[begin Data supplied]

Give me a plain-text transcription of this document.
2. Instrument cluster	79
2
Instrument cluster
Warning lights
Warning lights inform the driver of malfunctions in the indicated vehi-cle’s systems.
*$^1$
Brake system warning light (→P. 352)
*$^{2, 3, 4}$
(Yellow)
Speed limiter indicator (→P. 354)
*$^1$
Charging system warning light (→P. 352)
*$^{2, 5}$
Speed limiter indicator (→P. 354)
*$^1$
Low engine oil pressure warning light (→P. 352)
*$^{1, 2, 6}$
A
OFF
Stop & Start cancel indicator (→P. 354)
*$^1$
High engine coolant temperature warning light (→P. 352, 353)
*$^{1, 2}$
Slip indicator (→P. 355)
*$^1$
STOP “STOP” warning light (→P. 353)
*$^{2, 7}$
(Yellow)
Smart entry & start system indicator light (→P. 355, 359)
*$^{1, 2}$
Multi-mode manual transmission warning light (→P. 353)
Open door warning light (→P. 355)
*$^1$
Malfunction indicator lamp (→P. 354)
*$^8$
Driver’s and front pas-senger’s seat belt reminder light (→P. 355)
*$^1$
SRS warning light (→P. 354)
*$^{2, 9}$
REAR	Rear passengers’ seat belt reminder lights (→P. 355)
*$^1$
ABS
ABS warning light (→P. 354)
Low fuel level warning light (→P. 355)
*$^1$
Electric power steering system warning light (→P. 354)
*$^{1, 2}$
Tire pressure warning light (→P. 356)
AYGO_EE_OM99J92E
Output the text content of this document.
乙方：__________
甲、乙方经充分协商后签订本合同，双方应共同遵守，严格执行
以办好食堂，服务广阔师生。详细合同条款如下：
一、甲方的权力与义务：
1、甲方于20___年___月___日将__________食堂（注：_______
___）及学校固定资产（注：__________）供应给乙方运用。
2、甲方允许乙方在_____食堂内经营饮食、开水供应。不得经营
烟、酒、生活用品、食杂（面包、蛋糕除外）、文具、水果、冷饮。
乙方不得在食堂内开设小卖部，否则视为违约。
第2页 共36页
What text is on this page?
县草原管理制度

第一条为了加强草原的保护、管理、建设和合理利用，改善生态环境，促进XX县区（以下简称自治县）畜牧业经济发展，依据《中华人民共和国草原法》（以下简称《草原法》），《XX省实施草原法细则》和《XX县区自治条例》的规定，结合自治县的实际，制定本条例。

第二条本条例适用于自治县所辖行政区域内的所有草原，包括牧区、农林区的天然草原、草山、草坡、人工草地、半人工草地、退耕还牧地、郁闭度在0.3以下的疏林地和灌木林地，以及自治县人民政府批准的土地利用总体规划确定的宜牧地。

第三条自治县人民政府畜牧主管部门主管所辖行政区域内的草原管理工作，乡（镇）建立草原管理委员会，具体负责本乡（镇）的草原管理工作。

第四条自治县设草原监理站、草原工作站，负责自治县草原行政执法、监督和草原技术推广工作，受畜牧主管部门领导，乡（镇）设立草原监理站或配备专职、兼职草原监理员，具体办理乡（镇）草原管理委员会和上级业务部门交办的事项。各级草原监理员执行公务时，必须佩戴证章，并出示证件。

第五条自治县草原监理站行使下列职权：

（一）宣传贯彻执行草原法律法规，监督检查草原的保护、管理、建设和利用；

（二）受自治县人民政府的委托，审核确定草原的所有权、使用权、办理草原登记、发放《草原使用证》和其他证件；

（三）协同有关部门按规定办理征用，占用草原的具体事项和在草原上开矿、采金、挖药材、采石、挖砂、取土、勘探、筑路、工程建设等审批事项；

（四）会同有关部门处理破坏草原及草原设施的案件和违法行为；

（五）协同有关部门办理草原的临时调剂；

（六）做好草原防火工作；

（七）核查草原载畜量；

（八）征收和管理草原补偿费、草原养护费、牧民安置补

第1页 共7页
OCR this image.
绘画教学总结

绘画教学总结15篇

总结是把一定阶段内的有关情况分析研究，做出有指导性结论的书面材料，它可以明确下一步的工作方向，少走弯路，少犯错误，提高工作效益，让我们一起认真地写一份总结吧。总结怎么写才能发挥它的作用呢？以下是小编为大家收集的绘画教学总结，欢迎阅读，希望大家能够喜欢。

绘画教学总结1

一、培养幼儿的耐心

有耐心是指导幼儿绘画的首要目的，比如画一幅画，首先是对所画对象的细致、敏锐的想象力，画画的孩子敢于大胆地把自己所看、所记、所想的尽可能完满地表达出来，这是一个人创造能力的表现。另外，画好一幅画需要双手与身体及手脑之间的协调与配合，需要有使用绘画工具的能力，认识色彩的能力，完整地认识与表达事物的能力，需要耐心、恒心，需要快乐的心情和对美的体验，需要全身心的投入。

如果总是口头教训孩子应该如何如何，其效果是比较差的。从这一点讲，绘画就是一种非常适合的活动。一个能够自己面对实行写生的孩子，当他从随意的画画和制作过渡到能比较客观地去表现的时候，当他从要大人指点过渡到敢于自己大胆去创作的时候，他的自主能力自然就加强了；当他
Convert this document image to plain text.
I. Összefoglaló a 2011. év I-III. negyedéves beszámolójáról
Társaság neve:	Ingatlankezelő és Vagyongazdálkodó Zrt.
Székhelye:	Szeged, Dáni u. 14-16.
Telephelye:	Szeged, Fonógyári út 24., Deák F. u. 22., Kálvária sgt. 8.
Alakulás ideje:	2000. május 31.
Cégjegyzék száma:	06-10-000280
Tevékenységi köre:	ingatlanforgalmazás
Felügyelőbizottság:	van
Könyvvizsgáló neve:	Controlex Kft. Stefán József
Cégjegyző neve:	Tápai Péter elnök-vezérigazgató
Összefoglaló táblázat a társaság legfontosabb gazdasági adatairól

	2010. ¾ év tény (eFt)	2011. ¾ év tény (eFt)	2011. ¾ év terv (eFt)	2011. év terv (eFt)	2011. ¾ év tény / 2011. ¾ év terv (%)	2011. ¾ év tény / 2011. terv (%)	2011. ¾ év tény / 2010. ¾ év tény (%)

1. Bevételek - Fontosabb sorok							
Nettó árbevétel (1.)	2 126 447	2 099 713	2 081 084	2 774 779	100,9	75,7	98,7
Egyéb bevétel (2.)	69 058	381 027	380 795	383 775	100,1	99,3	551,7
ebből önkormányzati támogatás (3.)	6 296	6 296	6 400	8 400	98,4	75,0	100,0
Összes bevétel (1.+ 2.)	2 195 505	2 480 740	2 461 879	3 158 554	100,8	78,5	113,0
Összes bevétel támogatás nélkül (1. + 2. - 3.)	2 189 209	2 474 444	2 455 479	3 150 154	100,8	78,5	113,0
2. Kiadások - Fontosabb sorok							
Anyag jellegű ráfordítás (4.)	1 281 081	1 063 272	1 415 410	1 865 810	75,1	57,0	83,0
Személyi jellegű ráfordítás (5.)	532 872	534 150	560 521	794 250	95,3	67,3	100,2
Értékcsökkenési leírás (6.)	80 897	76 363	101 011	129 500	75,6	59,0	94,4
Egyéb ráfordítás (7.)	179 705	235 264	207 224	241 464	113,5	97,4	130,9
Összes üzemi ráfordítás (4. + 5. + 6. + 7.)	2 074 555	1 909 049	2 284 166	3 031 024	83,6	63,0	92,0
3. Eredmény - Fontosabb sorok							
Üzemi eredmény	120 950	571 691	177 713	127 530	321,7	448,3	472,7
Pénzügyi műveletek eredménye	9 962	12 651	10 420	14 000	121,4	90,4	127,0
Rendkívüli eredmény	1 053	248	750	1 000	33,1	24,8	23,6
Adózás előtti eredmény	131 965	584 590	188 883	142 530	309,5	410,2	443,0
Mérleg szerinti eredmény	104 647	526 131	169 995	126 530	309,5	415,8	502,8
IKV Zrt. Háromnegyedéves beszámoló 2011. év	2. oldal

[end Data supplied]

- [Problem to work on]:
Exactly as shown, repeat every record.

- [Expected answer]:
Give me a plain-text transcription of this document.
2. Instrument cluster	79
2
Instrument cluster
Warning lights
Warning lights inform the driver of malfunctions in the indicated vehi-cle’s systems.
*$^1$
Brake system warning light (→P. 352)
*$^{2, 3, 4}$
(Yellow)
Speed limiter indicator (→P. 354)
*$^1$
Charging system warning light (→P. 352)
*$^{2, 5}$
Speed limiter indicator (→P. 354)
*$^1$
Low engine oil pressure warning light (→P. 352)
*$^{1, 2, 6}$
A
OFF
Stop & Start cancel indicator (→P. 354)
*$^1$
High engine coolant temperature warning light (→P. 352, 353)
*$^{1, 2}$
Slip indicator (→P. 355)
*$^1$
STOP “STOP” warning light (→P. 353)
*$^{2, 7}$
(Yellow)
Smart entry & start system indicator light (→P. 355, 359)
*$^{1, 2}$
Multi-mode manual transmission warning light (→P. 353)
Open door warning light (→P. 355)
*$^1$
Malfunction indicator lamp (→P. 354)
*$^8$
Driver’s and front pas-senger’s seat belt reminder light (→P. 355)
*$^1$
SRS warning light (→P. 354)
*$^{2, 9}$
REAR	Rear passengers’ seat belt reminder lights (→P. 355)
*$^1$
ABS
ABS warning light (→P. 354)
Low fuel level warning light (→P. 355)
*$^1$
Electric power steering system warning light (→P. 354)
*$^{1, 2}$
Tire pressure warning light (→P. 356)
AYGO_EE_OM99J92E
Output the text content of this document.
乙方：__________
甲、乙方经充分协商后签订本合同，双方应共同遵守，严格执行
以办好食堂，服务广阔师生。详细合同条款如下：
一、甲方的权力与义务：
1、甲方于20___年___月___日将__________食堂（注：_______
___）及学校固定资产（注：__________）供应给乙方运用。
2、甲方允许乙方在_____食堂内经营饮食、开水供应。不得经营
烟、酒、生活用品、食杂（面包、蛋糕除外）、文具、水果、冷饮。
乙方不得在食堂内开设小卖部，否则视为违约。
第2页 共36页
What text is on this page?
县草原管理制度

第一条为了加强草原的保护、管理、建设和合理利用，改善生态环境，促进XX县区（以下简称自治县）畜牧业经济发展，依据《中华人民共和国草原法》（以下简称《草原法》），《XX省实施草原法细则》和《XX县区自治条例》的规定，结合自治县的实际，制定本条例。

第二条本条例适用于自治县所辖行政区域内的所有草原，包括牧区、农林区的天然草原、草山、草坡、人工草地、半人工草地、退耕还牧地、郁闭度在0.3以下的疏林地和灌木林地，以及自治县人民政府批准的土地利用总体规划确定的宜牧地。

第三条自治县人民政府畜牧主管部门主管所辖行政区域内的草原管理工作，乡（镇）建立草原管理委员会，具体负责本乡（镇）的草原管理工作。

第四条自治县设草原监理站、草原工作站，负责自治县草原行政执法、监督和草原技术推广工作，受畜牧主管部门领导，乡（镇）设立草原监理站或配备专职、兼职草原监理员，具体办理乡（镇）草原管理委员会和上级业务部门交办的事项。各级草原监理员执行公务时，必须佩戴证章，并出示证件。

第五条自治县草原监理站行使下列职权：

（一）宣传贯彻执行草原法律法规，监督检查草原的保护、管理、建设和利用；

（二）受自治县人民政府的委托，审核确定草原的所有权、使用权、办理草原登记、发放《草原使用证》和其他证件；

（三）协同有关部门按规定办理征用，占用草原的具体事项和在草原上开矿、采金、挖药材、采石、挖砂、取土、勘探、筑路、工程建设等审批事项；

（四）会同有关部门处理破坏草原及草原设施的案件和违法行为；

（五）协同有关部门办理草原的临时调剂；

（六）做好草原防火工作；

（七）核查草原载畜量；

（八）征收和管理草原补偿费、草原养护费、牧民安置补

第1页 共7页
OCR this image.
绘画教学总结

绘画教学总结15篇

总结是把一定阶段内的有关情况分析研究，做出有指导性结论的书面材料，它可以明确下一步的工作方向，少走弯路，少犯错误，提高工作效益，让我们一起认真地写一份总结吧。总结怎么写才能发挥它的作用呢？以下是小编为大家收集的绘画教学总结，欢迎阅读，希望大家能够喜欢。

绘画教学总结1

一、培养幼儿的耐心

有耐心是指导幼儿绘画的首要目的，比如画一幅画，首先是对所画对象的细致、敏锐的想象力，画画的孩子敢于大胆地把自己所看、所记、所想的尽可能完满地表达出来，这是一个人创造能力的表现。另外，画好一幅画需要双手与身体及手脑之间的协调与配合，需要有使用绘画工具的能力，认识色彩的能力，完整地认识与表达事物的能力，需要耐心、恒心，需要快乐的心情和对美的体验，需要全身心的投入。

如果总是口头教训孩子应该如何如何，其效果是比较差的。从这一点讲，绘画就是一种非常适合的活动。一个能够自己面对实行写生的孩子，当他从随意的画画和制作过渡到能比较客观地去表现的时候，当他从要大人指点过渡到敢于自己大胆去创作的时候，他的自主能力自然就加强了；当他
Convert this document image to plain text.
I. Összefoglaló a 2011. év I-III. negyedéves beszámolójáról
Társaság neve:	Ingatlankezelő és Vagyongazdálkodó Zrt.
Székhelye:	Szeged, Dáni u. 14-16.
Telephelye:	Szeged, Fonógyári út 24., Deák F. u. 22., Kálvária sgt. 8.
Alakulás ideje:	2000. május 31.
Cégjegyzék száma:	06-10-000280
Tevékenységi köre:	ingatlanforgalmazás
Felügyelőbizottság:	van
Könyvvizsgáló neve:	Controlex Kft. Stefán József
Cégjegyző neve:	Tápai Péter elnök-vezérigazgató
Összefoglaló táblázat a társaság legfontosabb gazdasági adatairól

	2010. ¾ év tény (eFt)	2011. ¾ év tény (eFt)	2011. ¾ év terv (eFt)	2011. év terv (eFt)	2011. ¾ év tény / 2011. ¾ év terv (%)	2011. ¾ év tény / 2011. terv (%)	2011. ¾ év tény / 2010. ¾ év tény (%)

1. Bevételek - Fontosabb sorok							
Nettó árbevétel (1.)	2 126 447	2 099 713	2 081 084	2 774 779	100,9	75,7	98,7
Egyéb bevétel (2.)	69 058	381 027	380 795	383 775	100,1	99,3	551,7
ebből önkormányzati támogatás (3.)	6 296	6 296	6 400	8 400	98,4	75,0	100,0
Összes bevétel (1.+ 2.)	2 195 505	2 480 740	2 461 879	3 158 554	100,8	78,5	113,0
Összes bevétel támogatás nélkül (1. + 2. - 3.)	2 189 209	2 474 444	2 455 479	3 150 154	100,8	78,5	113,0
2. Kiadások - Fontosabb sorok							
Anyag jellegű ráfordítás (4.)	1 281 081	1 063 272	1 415 410	1 865 810	75,1	57,0	83,0
Személyi jellegű ráfordítás (5.)	532 872	534 150	560 521	794 250	95,3	67,3	100,2
Értékcsökkenési leírás (6.)	80 897	76 363	101 011	129 500	75,6	59,0	94,4
Egyéb ráfordítás (7.)	179 705	235 264	207 224	241 464	113,5	97,4	130,9
Összes üzemi ráfordítás (4. + 5. + 6. + 7.)	2 074 555	1 909 049	2 284 166	3 031 024	83,6	63,0	92,0
3. Eredmény - Fontosabb sorok							
Üzemi eredmény	120 950	571 691	177 713	127 530	321,7	448,3	472,7
Pénzügyi műveletek eredménye	9 962	12 651	10 420	14 000	121,4	90,4	127,0
Rendkívüli eredmény	1 053	248	750	1 000	33,1	24,8	23,6
Adózás előtti eredmény	131 965	584 590	188 883	142 530	309,5	410,2	443,0
Mérleg szerinti eredmény	104 647	526 131	169 995	126 530	309,5	415,8	502,8
IKV Zrt. Háromnegyedéves beszámoló 2011. év	2. oldal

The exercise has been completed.